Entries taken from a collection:
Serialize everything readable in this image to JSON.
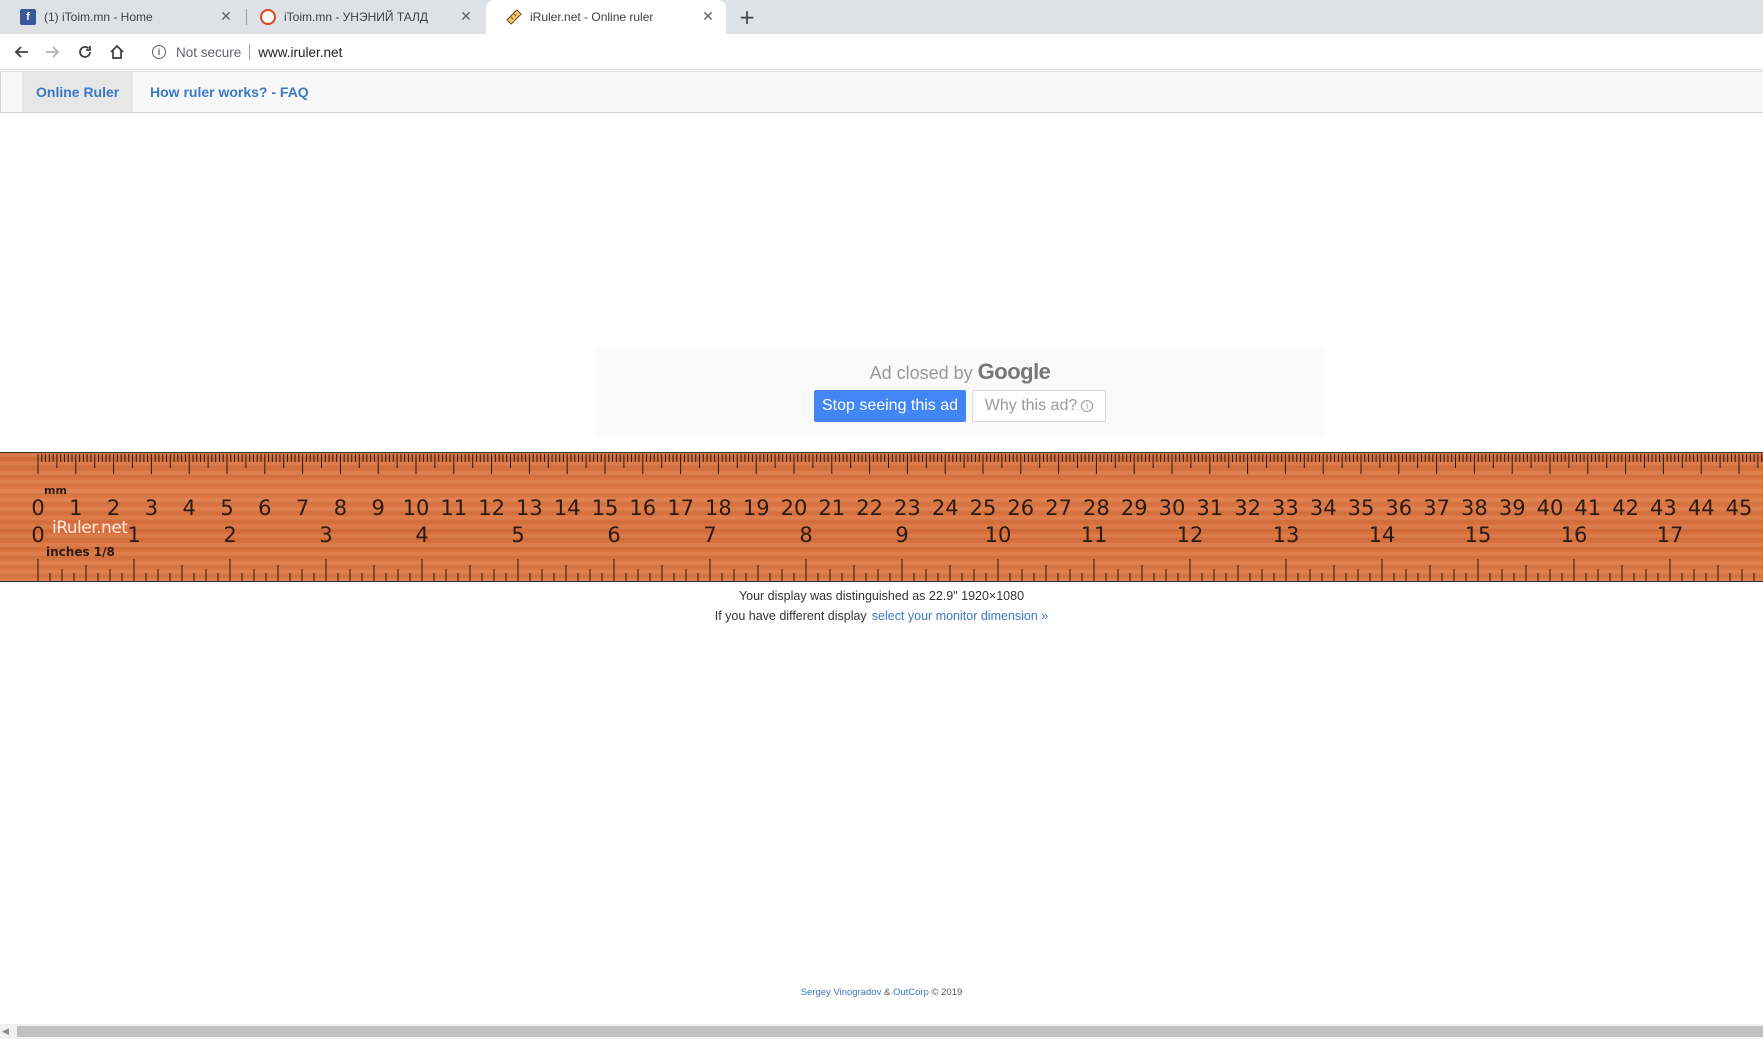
{
  "browser": {
    "tabs": [
      {
        "title": "(1) iToim.mn - Home",
        "icon": "facebook-icon",
        "active": false
      },
      {
        "title": "iToim.mn - УНЭНИЙ ТАЛД",
        "icon": "itoim-icon",
        "active": false
      },
      {
        "title": "iRuler.net - Online ruler",
        "icon": "ruler-icon",
        "active": true
      }
    ],
    "new_tab_label": "+",
    "close_glyph": "✕",
    "omnibox": {
      "security_label": "Not secure",
      "url": "www.iruler.net"
    }
  },
  "site_nav": {
    "items": [
      {
        "label": "Online Ruler",
        "active": true
      },
      {
        "label": "How ruler works? - FAQ",
        "active": false
      }
    ]
  },
  "ad": {
    "closed_prefix": "Ad closed by",
    "closed_brand": "Google",
    "stop_label": "Stop seeing this ad",
    "why_label": "Why this ad?",
    "info_glyph": "i"
  },
  "ruler": {
    "brand": "iRuler.net",
    "mm_unit": "mm",
    "inch_unit": "inches 1/8",
    "cm_labels": [
      "0",
      "1",
      "2",
      "3",
      "4",
      "5",
      "6",
      "7",
      "8",
      "9",
      "10",
      "11",
      "12",
      "13",
      "14",
      "15",
      "16",
      "17",
      "18",
      "19",
      "20",
      "21",
      "22",
      "23",
      "24",
      "25",
      "26",
      "27",
      "28",
      "29",
      "30",
      "31",
      "32",
      "33",
      "34",
      "35",
      "36",
      "37",
      "38",
      "39",
      "40",
      "41",
      "42",
      "43",
      "44",
      "45"
    ],
    "inch_labels": [
      "0",
      "1",
      "2",
      "3",
      "4",
      "5",
      "6",
      "7",
      "8",
      "9",
      "10",
      "11",
      "12",
      "13",
      "14",
      "15",
      "16",
      "17"
    ],
    "colors": {
      "wood": "#de7a45",
      "ink": "#2a1b14",
      "brand": "#ffe8dc"
    }
  },
  "display": {
    "detected_text": "Your display was distinguished as 22.9\" 1920×1080",
    "different_prefix": "If you have different display",
    "select_link": "select your monitor dimension »"
  },
  "footer": {
    "author": "Sergey Vinogradov",
    "amp": " & ",
    "company": "OutCorp",
    "copyright": " © 2019"
  }
}
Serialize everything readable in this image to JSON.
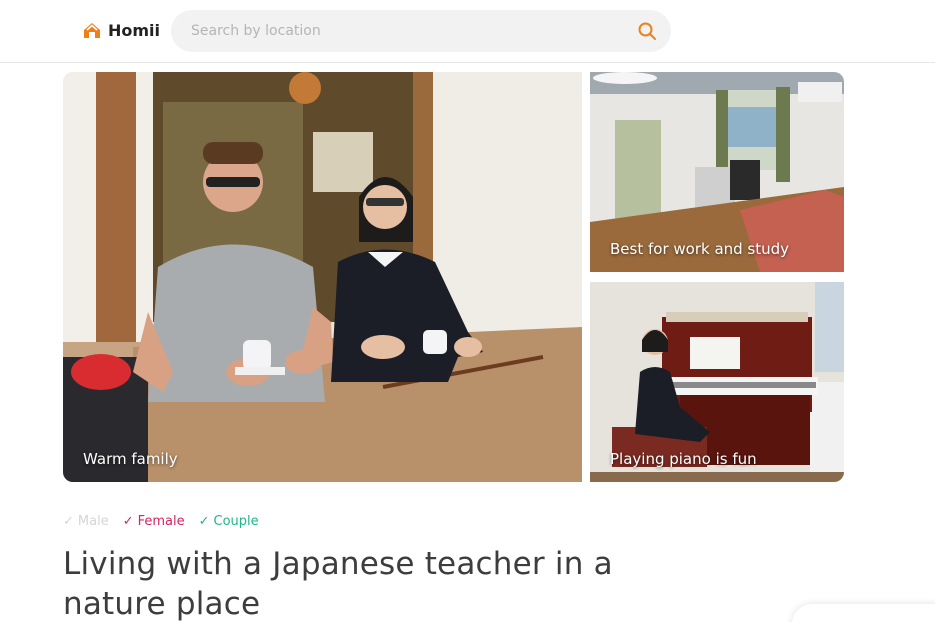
{
  "brand": {
    "name": "Homii",
    "accent_color": "#f07f1a"
  },
  "search": {
    "placeholder": "Search by location",
    "value": ""
  },
  "gallery": {
    "photos": [
      {
        "caption": "Warm family"
      },
      {
        "caption": "Best for work and study"
      },
      {
        "caption": "Playing piano is fun"
      }
    ]
  },
  "listing": {
    "tags": [
      {
        "label": "Male",
        "active": false,
        "color": "#d5d5d5"
      },
      {
        "label": "Female",
        "active": true,
        "color": "#d6245e"
      },
      {
        "label": "Couple",
        "active": true,
        "color": "#21b58a"
      }
    ],
    "title": "Living with a Japanese teacher in a nature place"
  }
}
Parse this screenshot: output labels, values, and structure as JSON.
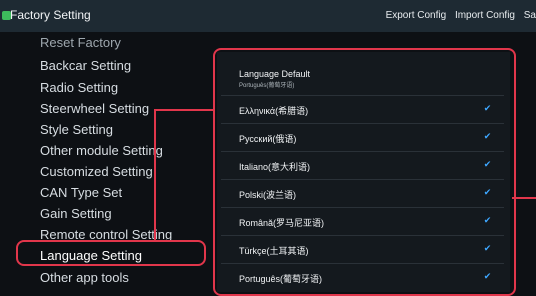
{
  "app": {
    "title": "Factory Setting",
    "actions": [
      "Export Config",
      "Import Config",
      "Sa"
    ]
  },
  "sidebar": {
    "items": [
      {
        "label": "Reset Factory",
        "state": "partial"
      },
      {
        "label": "Backcar Setting"
      },
      {
        "label": "Radio Setting"
      },
      {
        "label": "Steerwheel Setting"
      },
      {
        "label": "Style Setting"
      },
      {
        "label": "Other module Setting"
      },
      {
        "label": "Customized Setting"
      },
      {
        "label": "CAN Type Set"
      },
      {
        "label": "Gain Setting"
      },
      {
        "label": "Remote control Setting"
      },
      {
        "label": "Language Setting",
        "state": "active"
      },
      {
        "label": "Other app tools"
      }
    ]
  },
  "languages": [
    {
      "title": "Language Default",
      "subtitle": "Português(葡萄牙语)",
      "checked": false
    },
    {
      "title": "Ελληνικά(希腊语)",
      "checked": true
    },
    {
      "title": "Русский(俄语)",
      "checked": true
    },
    {
      "title": "Italiano(意大利语)",
      "checked": true
    },
    {
      "title": "Polski(波兰语)",
      "checked": true
    },
    {
      "title": "Română(罗马尼亚语)",
      "checked": true
    },
    {
      "title": "Türkçe(土耳其语)",
      "checked": true
    },
    {
      "title": "Português(葡萄牙语)",
      "checked": true
    }
  ],
  "colors": {
    "annotation": "#e1364b",
    "checkmark": "#3ea7ff",
    "topbar": "#1e2a33"
  },
  "icons": {
    "app": "android-app-icon",
    "check": "checkmark-icon"
  }
}
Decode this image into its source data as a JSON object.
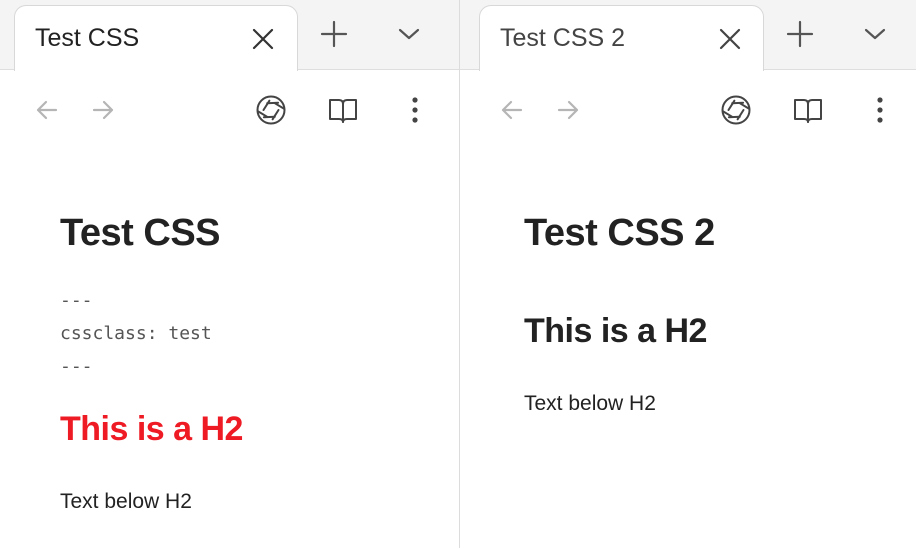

▶ **Request**: Repeat the material above in full and exactly, omitting the pictures.

▶ **Result**:
Serialize everything readable in this image to JSON.
{
  "browser": {
    "tabs": [
      {
        "title": "(1) iToim.mn - Home",
        "icon": "facebook-icon",
        "active": false
      },
      {
        "title": "iToim.mn - УНЭНИЙ ТАЛД",
        "icon": "itoim-icon",
        "active": false
      },
      {
        "title": "iRuler.net - Online ruler",
        "icon": "ruler-icon",
        "active": true
      }
    ],
    "new_tab_label": "+",
    "close_glyph": "✕",
    "omnibox": {
      "security_label": "Not secure",
      "url": "www.iruler.net"
    }
  },
  "site_nav": {
    "items": [
      {
        "label": "Online Ruler",
        "active": true
      },
      {
        "label": "How ruler works? - FAQ",
        "active": false
      }
    ]
  },
  "ad": {
    "closed_prefix": "Ad closed by",
    "closed_brand": "Google",
    "stop_label": "Stop seeing this ad",
    "why_label": "Why this ad?",
    "info_glyph": "i"
  },
  "ruler": {
    "brand": "iRuler.net",
    "mm_unit": "mm",
    "inch_unit": "inches 1/8",
    "cm_labels": [
      "0",
      "1",
      "2",
      "3",
      "4",
      "5",
      "6",
      "7",
      "8",
      "9",
      "10",
      "11",
      "12",
      "13",
      "14",
      "15",
      "16",
      "17",
      "18",
      "19",
      "20",
      "21",
      "22",
      "23",
      "24",
      "25",
      "26",
      "27",
      "28",
      "29",
      "30",
      "31",
      "32",
      "33",
      "34",
      "35",
      "36",
      "37",
      "38",
      "39",
      "40",
      "41",
      "42",
      "43",
      "44",
      "45"
    ],
    "inch_labels": [
      "0",
      "1",
      "2",
      "3",
      "4",
      "5",
      "6",
      "7",
      "8",
      "9",
      "10",
      "11",
      "12",
      "13",
      "14",
      "15",
      "16",
      "17"
    ],
    "colors": {
      "wood": "#de7a45",
      "ink": "#2a1b14",
      "brand": "#ffe8dc"
    }
  },
  "display": {
    "detected_text": "Your display was distinguished as 22.9\" 1920×1080",
    "different_prefix": "If you have different display",
    "select_link": "select your monitor dimension »"
  },
  "footer": {
    "author": "Sergey Vinogradov",
    "amp": " & ",
    "company": "OutCorp",
    "copyright": " © 2019"
  }
}
Serialize everything readable in this image to JSON.
{
  "brand": {
    "name": "Homii",
    "accent_color": "#f07f1a"
  },
  "search": {
    "placeholder": "Search by location",
    "value": ""
  },
  "gallery": {
    "photos": [
      {
        "caption": "Warm family"
      },
      {
        "caption": "Best for work and study"
      },
      {
        "caption": "Playing piano is fun"
      }
    ]
  },
  "listing": {
    "tags": [
      {
        "label": "Male",
        "active": false,
        "color": "#d5d5d5"
      },
      {
        "label": "Female",
        "active": true,
        "color": "#d6245e"
      },
      {
        "label": "Couple",
        "active": true,
        "color": "#21b58a"
      }
    ],
    "title": "Living with a Japanese teacher in a nature place"
  }
}
Parse this screenshot: output labels, values, and structure as JSON.
{
  "app": {
    "title": "Factory Setting",
    "actions": [
      "Export Config",
      "Import Config",
      "Sa"
    ]
  },
  "sidebar": {
    "items": [
      {
        "label": "Reset Factory",
        "state": "partial"
      },
      {
        "label": "Backcar Setting"
      },
      {
        "label": "Radio Setting"
      },
      {
        "label": "Steerwheel Setting"
      },
      {
        "label": "Style Setting"
      },
      {
        "label": "Other module Setting"
      },
      {
        "label": "Customized Setting"
      },
      {
        "label": "CAN Type Set"
      },
      {
        "label": "Gain Setting"
      },
      {
        "label": "Remote control Setting"
      },
      {
        "label": "Language Setting",
        "state": "active"
      },
      {
        "label": "Other app tools"
      }
    ]
  },
  "languages": [
    {
      "title": "Language Default",
      "subtitle": "Português(葡萄牙语)",
      "checked": false
    },
    {
      "title": "Ελληνικά(希腊语)",
      "checked": true
    },
    {
      "title": "Русский(俄语)",
      "checked": true
    },
    {
      "title": "Italiano(意大利语)",
      "checked": true
    },
    {
      "title": "Polski(波兰语)",
      "checked": true
    },
    {
      "title": "Română(罗马尼亚语)",
      "checked": true
    },
    {
      "title": "Türkçe(土耳其语)",
      "checked": true
    },
    {
      "title": "Português(葡萄牙语)",
      "checked": true
    }
  ],
  "colors": {
    "annotation": "#e1364b",
    "checkmark": "#3ea7ff",
    "topbar": "#1e2a33"
  },
  "icons": {
    "app": "android-app-icon",
    "check": "checkmark-icon"
  }
}
Decode this image into its source data as a JSON object.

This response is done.